- _Dataset excerpts_:
** START **

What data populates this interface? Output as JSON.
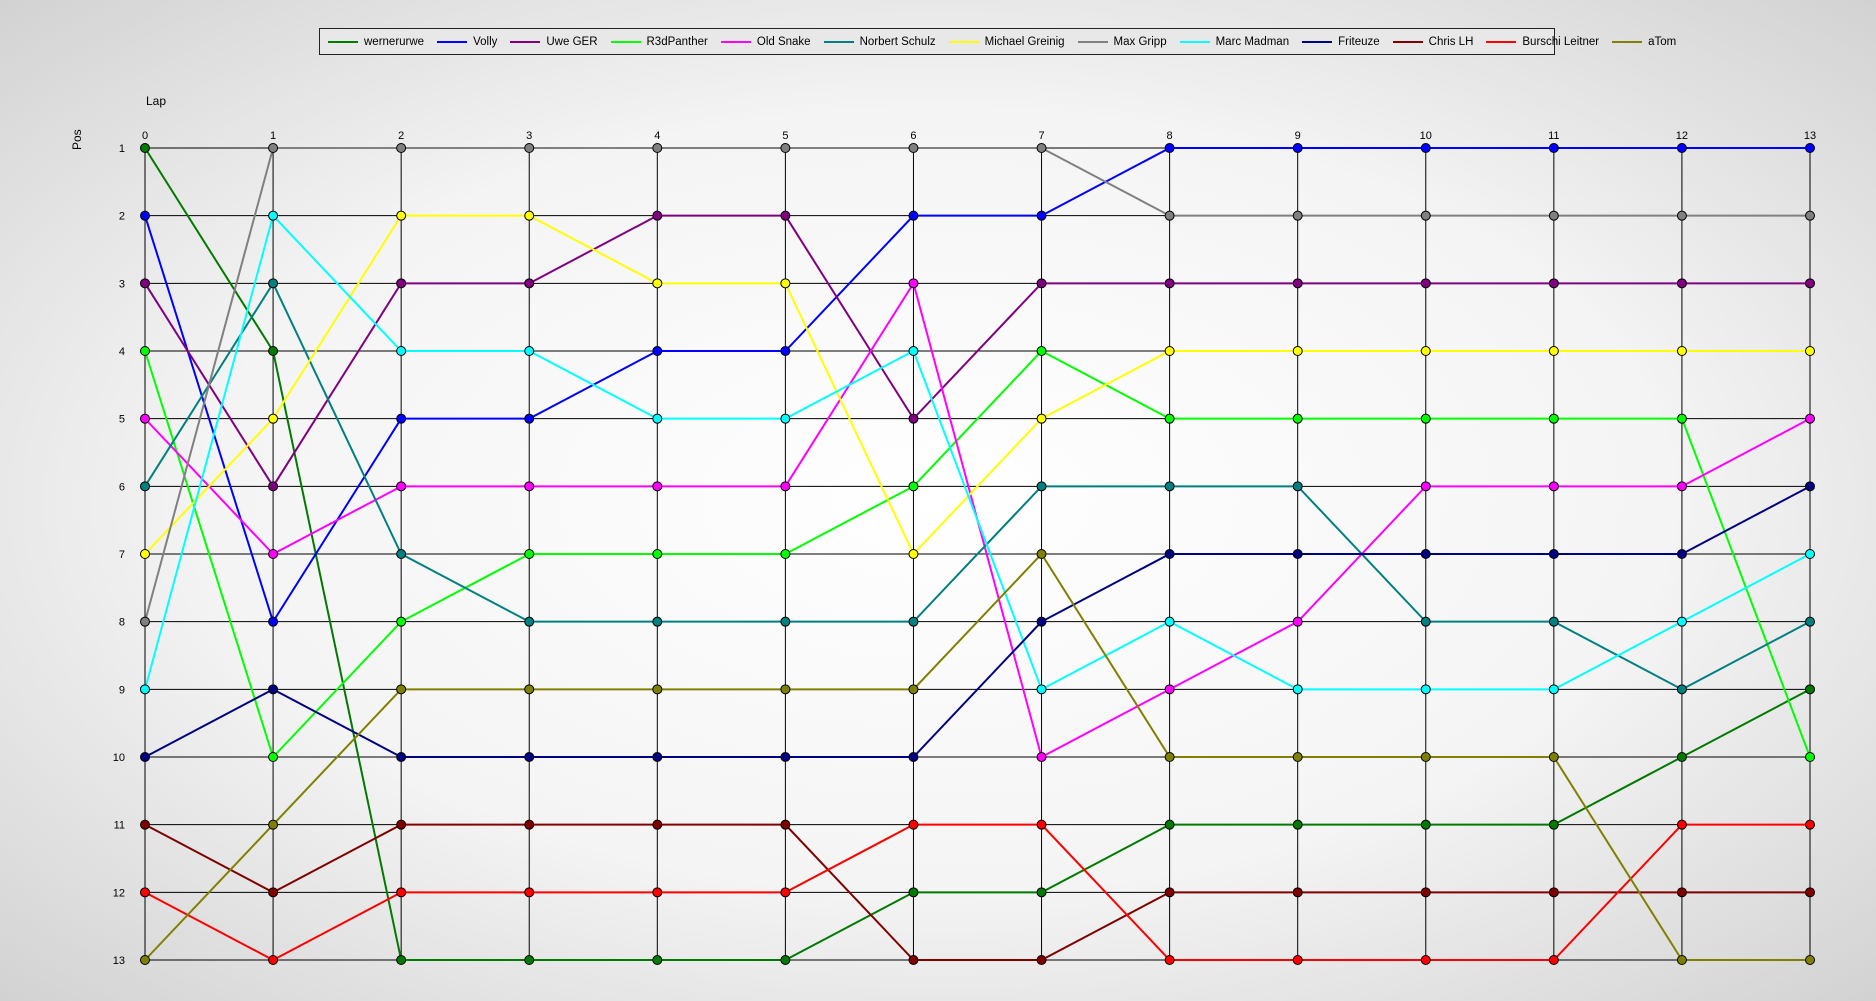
{
  "chart_data": {
    "type": "line",
    "title": "",
    "xlabel": "Lap",
    "ylabel": "Pos",
    "x": [
      0,
      1,
      2,
      3,
      4,
      5,
      6,
      7,
      8,
      9,
      10,
      11,
      12,
      13
    ],
    "y_ticks": [
      1,
      2,
      3,
      4,
      5,
      6,
      7,
      8,
      9,
      10,
      11,
      12,
      13
    ],
    "ylim": [
      1,
      13
    ],
    "y_inverted": true,
    "grid": true,
    "legend_position": "top-center",
    "series": [
      {
        "name": "wernerurwe",
        "color": "#007a00",
        "values": [
          1,
          4,
          13,
          13,
          13,
          13,
          12,
          12,
          11,
          11,
          11,
          11,
          10,
          9
        ]
      },
      {
        "name": "Volly",
        "color": "#0000ff",
        "values": [
          2,
          8,
          5,
          5,
          4,
          4,
          2,
          2,
          1,
          1,
          1,
          1,
          1,
          1
        ]
      },
      {
        "name": "Uwe GER",
        "color": "#800080",
        "values": [
          3,
          6,
          3,
          3,
          2,
          2,
          5,
          3,
          3,
          3,
          3,
          3,
          3,
          3
        ]
      },
      {
        "name": "R3dPanther",
        "color": "#00ff00",
        "values": [
          4,
          10,
          8,
          7,
          7,
          7,
          6,
          4,
          5,
          5,
          5,
          5,
          5,
          10
        ]
      },
      {
        "name": "Old Snake",
        "color": "#ff00ff",
        "values": [
          5,
          7,
          6,
          6,
          6,
          6,
          3,
          10,
          9,
          8,
          6,
          6,
          6,
          5
        ]
      },
      {
        "name": "Norbert Schulz",
        "color": "#008080",
        "values": [
          6,
          3,
          7,
          8,
          8,
          8,
          8,
          6,
          6,
          6,
          8,
          8,
          9,
          8
        ]
      },
      {
        "name": "Michael Greinig",
        "color": "#ffff00",
        "values": [
          7,
          5,
          2,
          2,
          3,
          3,
          7,
          5,
          4,
          4,
          4,
          4,
          4,
          4
        ]
      },
      {
        "name": "Max Gripp",
        "color": "#808080",
        "values": [
          8,
          1,
          1,
          1,
          1,
          1,
          1,
          1,
          2,
          2,
          2,
          2,
          2,
          2
        ]
      },
      {
        "name": "Marc Madman",
        "color": "#00ffff",
        "values": [
          9,
          2,
          4,
          4,
          5,
          5,
          4,
          9,
          8,
          9,
          9,
          9,
          8,
          7
        ]
      },
      {
        "name": "Friteuze",
        "color": "#000080",
        "values": [
          10,
          9,
          10,
          10,
          10,
          10,
          10,
          8,
          7,
          7,
          7,
          7,
          7,
          6
        ]
      },
      {
        "name": "Chris LH",
        "color": "#800000",
        "values": [
          11,
          12,
          11,
          11,
          11,
          11,
          13,
          13,
          12,
          12,
          12,
          12,
          12,
          12
        ]
      },
      {
        "name": "Burschi Leitner",
        "color": "#ff0000",
        "values": [
          12,
          13,
          12,
          12,
          12,
          12,
          11,
          11,
          13,
          13,
          13,
          13,
          11,
          11
        ]
      },
      {
        "name": "aTom",
        "color": "#808000",
        "values": [
          13,
          11,
          9,
          9,
          9,
          9,
          9,
          7,
          10,
          10,
          10,
          10,
          13,
          13
        ]
      }
    ]
  }
}
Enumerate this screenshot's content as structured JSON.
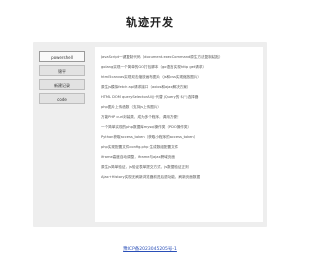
{
  "header": {
    "title": "轨迹开发"
  },
  "sidebar": {
    "items": [
      {
        "label": "powershell"
      },
      {
        "label": "锦平"
      },
      {
        "label": "新建记录"
      },
      {
        "label": "code"
      }
    ]
  },
  "main": {
    "links": [
      "JavaScript一键复制代码（document.execCommand原生方法复制粘贴）",
      "golang实现一个简单的GO打包脚本（go语言实现http get请求）",
      "html5canvas实现双击缩放画布图片（js和css实现缩放图片）",
      "原生js模拟fetch api请求接口（axios和ajax解决方案）",
      "HTML DOM querySelectorAll()·代替 jQuery的 $('')选择器",
      "php图片上传函数（支持js上传图片）",
      "万能PHP curl封装类，成为多个程序，调用方便！",
      "一个简单实现的php数据库mysql操作类（PDO操作类）",
      "Python获取access_token（获取小程序的access_token）",
      "php实现配置文件config.php 生成数组配置文件",
      "iframe高度自动调整，iframe与ajax跨域页面",
      "原生js简单验证，js验证表单提交方式，js数据验证正则",
      "Ajax+History实现无刷新浏览器前进后退功能，刷新页面数据"
    ]
  },
  "footer": {
    "link": "豫ICP备2023045205号-1"
  }
}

** END **

- _OBJECTIVE_:
Read the entries and pick out all lines that include the word "JSON".

- _REPLY TO THE TASK_:
What data populates this interface? Output as JSON.
Enumerate this screenshot's content as structured JSON.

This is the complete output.